● **Given task**: Nothing in the records may be left out or altered; reproduce them all exactly.

● **Data provided**:
★ ★ ★ ★
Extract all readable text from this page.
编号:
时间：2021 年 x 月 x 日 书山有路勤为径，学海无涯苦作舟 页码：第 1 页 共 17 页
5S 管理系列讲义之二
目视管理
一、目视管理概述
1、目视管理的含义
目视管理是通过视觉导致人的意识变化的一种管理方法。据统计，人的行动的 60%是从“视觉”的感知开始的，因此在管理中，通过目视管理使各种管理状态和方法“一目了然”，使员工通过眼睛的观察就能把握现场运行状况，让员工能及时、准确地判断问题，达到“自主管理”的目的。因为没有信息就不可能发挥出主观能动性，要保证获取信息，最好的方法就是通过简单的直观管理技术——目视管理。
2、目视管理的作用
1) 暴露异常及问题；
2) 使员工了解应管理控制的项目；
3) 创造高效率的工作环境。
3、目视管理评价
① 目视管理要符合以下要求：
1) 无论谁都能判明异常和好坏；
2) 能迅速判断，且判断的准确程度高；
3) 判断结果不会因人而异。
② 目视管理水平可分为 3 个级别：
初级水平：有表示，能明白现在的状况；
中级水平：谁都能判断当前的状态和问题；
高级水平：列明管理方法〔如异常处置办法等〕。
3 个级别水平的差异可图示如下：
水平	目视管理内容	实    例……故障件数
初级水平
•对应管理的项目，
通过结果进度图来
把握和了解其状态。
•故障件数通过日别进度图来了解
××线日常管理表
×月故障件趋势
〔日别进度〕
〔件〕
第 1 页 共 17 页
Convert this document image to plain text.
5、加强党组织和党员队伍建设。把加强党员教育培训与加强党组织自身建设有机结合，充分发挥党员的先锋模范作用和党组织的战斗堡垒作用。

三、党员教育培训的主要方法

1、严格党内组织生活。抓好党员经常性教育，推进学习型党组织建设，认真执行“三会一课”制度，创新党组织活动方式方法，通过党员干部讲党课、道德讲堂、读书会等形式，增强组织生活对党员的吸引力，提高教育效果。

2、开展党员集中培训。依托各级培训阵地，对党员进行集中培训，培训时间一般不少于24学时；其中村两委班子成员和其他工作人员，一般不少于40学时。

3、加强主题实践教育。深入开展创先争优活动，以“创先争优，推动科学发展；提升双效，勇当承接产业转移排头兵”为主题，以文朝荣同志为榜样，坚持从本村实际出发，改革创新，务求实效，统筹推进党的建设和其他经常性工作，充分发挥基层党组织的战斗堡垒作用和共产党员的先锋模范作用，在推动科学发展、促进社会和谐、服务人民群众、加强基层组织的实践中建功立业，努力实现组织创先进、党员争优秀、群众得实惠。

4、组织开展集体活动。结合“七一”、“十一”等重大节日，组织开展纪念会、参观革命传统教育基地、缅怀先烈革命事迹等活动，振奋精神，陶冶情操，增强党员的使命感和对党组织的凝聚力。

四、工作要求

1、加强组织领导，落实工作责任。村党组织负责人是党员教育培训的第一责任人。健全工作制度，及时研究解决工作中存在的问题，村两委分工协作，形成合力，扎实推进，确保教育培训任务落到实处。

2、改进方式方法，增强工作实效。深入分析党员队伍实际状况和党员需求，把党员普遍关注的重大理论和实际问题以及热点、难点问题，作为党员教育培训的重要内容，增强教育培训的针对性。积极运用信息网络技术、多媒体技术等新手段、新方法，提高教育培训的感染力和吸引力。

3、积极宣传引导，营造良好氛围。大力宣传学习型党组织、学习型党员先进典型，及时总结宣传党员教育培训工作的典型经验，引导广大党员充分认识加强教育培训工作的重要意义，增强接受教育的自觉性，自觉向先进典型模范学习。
★ ★ ★ ★
● **Written solution**:
Extract all readable text from this page.
编号:
时间：2021 年 x 月 x 日 书山有路勤为径，学海无涯苦作舟 页码：第 1 页 共 17 页
5S 管理系列讲义之二
目视管理
一、目视管理概述
1、目视管理的含义
目视管理是通过视觉导致人的意识变化的一种管理方法。据统计，人的行动的 60%是从“视觉”的感知开始的，因此在管理中，通过目视管理使各种管理状态和方法“一目了然”，使员工通过眼睛的观察就能把握现场运行状况，让员工能及时、准确地判断问题，达到“自主管理”的目的。因为没有信息就不可能发挥出主观能动性，要保证获取信息，最好的方法就是通过简单的直观管理技术——目视管理。
2、目视管理的作用
1) 暴露异常及问题；
2) 使员工了解应管理控制的项目；
3) 创造高效率的工作环境。
3、目视管理评价
① 目视管理要符合以下要求：
1) 无论谁都能判明异常和好坏；
2) 能迅速判断，且判断的准确程度高；
3) 判断结果不会因人而异。
② 目视管理水平可分为 3 个级别：
初级水平：有表示，能明白现在的状况；
中级水平：谁都能判断当前的状态和问题；
高级水平：列明管理方法〔如异常处置办法等〕。
3 个级别水平的差异可图示如下：
水平	目视管理内容	实    例……故障件数
初级水平
•对应管理的项目，
通过结果进度图来
把握和了解其状态。
•故障件数通过日别进度图来了解
××线日常管理表
×月故障件趋势
〔日别进度〕
〔件〕
第 1 页 共 17 页
Convert this document image to plain text.
5、加强党组织和党员队伍建设。把加强党员教育培训与加强党组织自身建设有机结合，充分发挥党员的先锋模范作用和党组织的战斗堡垒作用。

三、党员教育培训的主要方法

1、严格党内组织生活。抓好党员经常性教育，推进学习型党组织建设，认真执行“三会一课”制度，创新党组织活动方式方法，通过党员干部讲党课、道德讲堂、读书会等形式，增强组织生活对党员的吸引力，提高教育效果。

2、开展党员集中培训。依托各级培训阵地，对党员进行集中培训，培训时间一般不少于24学时；其中村两委班子成员和其他工作人员，一般不少于40学时。

3、加强主题实践教育。深入开展创先争优活动，以“创先争优，推动科学发展；提升双效，勇当承接产业转移排头兵”为主题，以文朝荣同志为榜样，坚持从本村实际出发，改革创新，务求实效，统筹推进党的建设和其他经常性工作，充分发挥基层党组织的战斗堡垒作用和共产党员的先锋模范作用，在推动科学发展、促进社会和谐、服务人民群众、加强基层组织的实践中建功立业，努力实现组织创先进、党员争优秀、群众得实惠。

4、组织开展集体活动。结合“七一”、“十一”等重大节日，组织开展纪念会、参观革命传统教育基地、缅怀先烈革命事迹等活动，振奋精神，陶冶情操，增强党员的使命感和对党组织的凝聚力。

四、工作要求

1、加强组织领导，落实工作责任。村党组织负责人是党员教育培训的第一责任人。健全工作制度，及时研究解决工作中存在的问题，村两委分工协作，形成合力，扎实推进，确保教育培训任务落到实处。

2、改进方式方法，增强工作实效。深入分析党员队伍实际状况和党员需求，把党员普遍关注的重大理论和实际问题以及热点、难点问题，作为党员教育培训的重要内容，增强教育培训的针对性。积极运用信息网络技术、多媒体技术等新手段、新方法，提高教育培训的感染力和吸引力。

3、积极宣传引导，营造良好氛围。大力宣传学习型党组织、学习型党员先进典型，及时总结宣传党员教育培训工作的典型经验，引导广大党员充分认识加强教育培训工作的重要意义，增强接受教育的自觉性，自觉向先进典型模范学习。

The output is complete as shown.